[SET EXERCISE]: Among the lines below, how many carry the string "color"? Reply with a number and nothing else.

-.-.-

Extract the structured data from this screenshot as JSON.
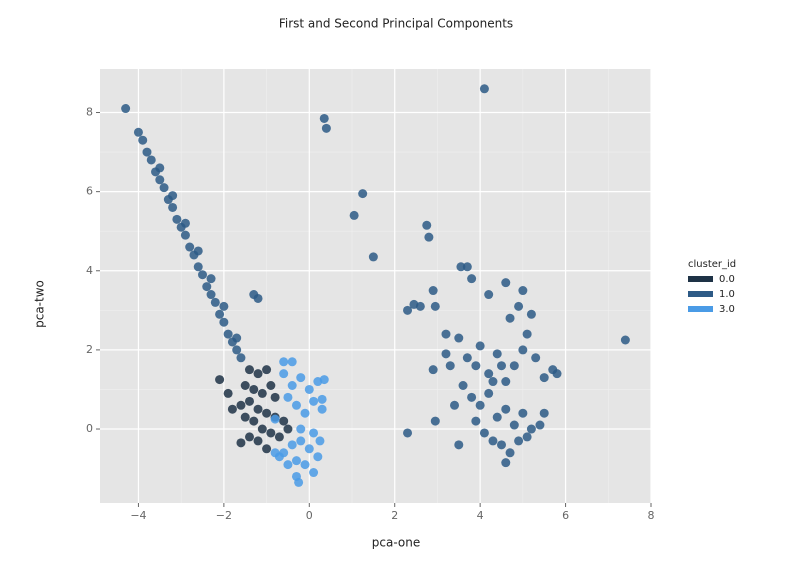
{
  "chart_data": {
    "type": "scatter",
    "title": "First and Second Principal Components",
    "x_label": "pca-one",
    "y_label": "pca-two",
    "legend_title": "cluster_id",
    "legend_position": "right",
    "grid": true,
    "xlim": [
      -4.9,
      8
    ],
    "ylim": [
      -1.87,
      9.1
    ],
    "xticks": [
      {
        "value": -4,
        "label": "−4"
      },
      {
        "value": -2,
        "label": "−2"
      },
      0,
      2,
      4,
      6,
      8
    ],
    "yticks": [
      0,
      2,
      4,
      6,
      8
    ],
    "series": [
      {
        "name": "0.0",
        "color": "#1e3246",
        "x": [
          -1.4,
          -1.2,
          -1.0,
          -1.5,
          -1.3,
          -1.1,
          -0.9,
          -0.8,
          -1.4,
          -1.2,
          -1.0,
          -0.8,
          -0.6,
          -1.3,
          -1.1,
          -0.9,
          -0.7,
          -0.5,
          -1.2,
          -1.6,
          -1.8,
          -1.9,
          -2.1,
          -1.6,
          -1.4,
          -1.0,
          -1.5
        ],
        "y": [
          1.5,
          1.4,
          1.5,
          1.1,
          1.0,
          0.9,
          1.1,
          0.8,
          0.7,
          0.5,
          0.4,
          0.3,
          0.2,
          0.2,
          0.0,
          -0.1,
          -0.2,
          0.0,
          -0.3,
          0.6,
          0.5,
          0.9,
          1.25,
          -0.35,
          -0.2,
          -0.5,
          0.3
        ]
      },
      {
        "name": "1.0",
        "color": "#2d5a86",
        "x": [
          -4.3,
          -4.0,
          -3.9,
          -3.8,
          -3.7,
          -3.6,
          -3.5,
          -3.4,
          -3.3,
          -3.2,
          -3.1,
          -3.0,
          -2.9,
          -2.8,
          -2.7,
          -2.6,
          -2.5,
          -2.4,
          -2.3,
          -2.2,
          -2.1,
          -2.0,
          -1.9,
          -1.8,
          -1.7,
          -1.6,
          -3.5,
          -3.2,
          -2.9,
          -2.6,
          -2.3,
          -2.0,
          -1.7,
          -1.3,
          -1.2,
          0.35,
          0.4,
          1.25,
          1.05,
          1.5,
          4.1,
          7.4,
          2.75,
          2.8,
          2.3,
          2.45,
          2.6,
          2.9,
          2.95,
          2.3,
          2.95,
          3.5,
          3.55,
          3.7,
          3.8,
          4.2,
          2.9,
          3.5,
          3.7,
          3.9,
          4.0,
          4.2,
          4.4,
          4.6,
          3.6,
          3.8,
          4.0,
          4.2,
          4.4,
          4.6,
          4.8,
          5.0,
          5.2,
          3.9,
          4.1,
          4.3,
          4.5,
          4.7,
          4.9,
          5.1,
          4.6,
          5.4,
          5.5,
          4.8,
          5.0,
          5.1,
          5.3,
          5.5,
          5.7,
          5.8,
          4.7,
          4.9,
          5.0,
          4.6,
          5.2,
          3.4,
          3.3,
          4.3,
          4.5,
          3.2,
          3.2
        ],
        "y": [
          8.1,
          7.5,
          7.3,
          7.0,
          6.8,
          6.5,
          6.3,
          6.1,
          5.8,
          5.6,
          5.3,
          5.1,
          4.9,
          4.6,
          4.4,
          4.1,
          3.9,
          3.6,
          3.4,
          3.2,
          2.9,
          2.7,
          2.4,
          2.2,
          2.0,
          1.8,
          6.6,
          5.9,
          5.2,
          4.5,
          3.8,
          3.1,
          2.3,
          3.4,
          3.3,
          7.85,
          7.6,
          5.95,
          5.4,
          4.35,
          8.6,
          2.25,
          5.15,
          4.85,
          3.0,
          3.15,
          3.1,
          3.5,
          3.1,
          -0.1,
          0.2,
          -0.4,
          4.1,
          4.1,
          3.8,
          3.4,
          1.5,
          2.3,
          1.8,
          1.6,
          2.1,
          1.4,
          1.9,
          1.2,
          1.1,
          0.8,
          0.6,
          0.9,
          0.3,
          0.5,
          0.1,
          0.4,
          0.0,
          0.2,
          -0.1,
          -0.3,
          -0.4,
          -0.6,
          -0.3,
          -0.2,
          -0.85,
          0.1,
          0.4,
          1.6,
          2.0,
          2.4,
          1.8,
          1.3,
          1.5,
          1.4,
          2.8,
          3.1,
          3.5,
          3.7,
          2.9,
          0.6,
          1.6,
          1.2,
          1.6,
          1.9,
          2.4
        ]
      },
      {
        "name": "3.0",
        "color": "#4a9be6",
        "x": [
          -0.6,
          -0.4,
          -0.2,
          0.0,
          0.2,
          -0.3,
          -0.1,
          0.1,
          -0.3,
          -0.25,
          -0.5,
          -0.7,
          -0.8,
          0.25,
          0.1,
          -0.2,
          -0.6,
          -0.4,
          -0.2,
          0.0,
          0.2,
          0.35,
          -0.5,
          -0.3,
          0.1,
          0.3,
          -0.1,
          -0.6,
          -0.4,
          0.3,
          -0.8
        ],
        "y": [
          -0.6,
          -0.4,
          -0.3,
          -0.5,
          -0.7,
          -0.8,
          -0.9,
          -1.1,
          -1.2,
          -1.35,
          -0.9,
          -0.7,
          -0.6,
          -0.3,
          -0.1,
          0.0,
          1.4,
          1.1,
          1.3,
          1.0,
          1.2,
          1.25,
          0.8,
          0.6,
          0.7,
          0.75,
          0.4,
          1.7,
          1.7,
          0.5,
          0.25
        ]
      }
    ]
  }
}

-.-.-

[EXPECTED OUTPUT]: 3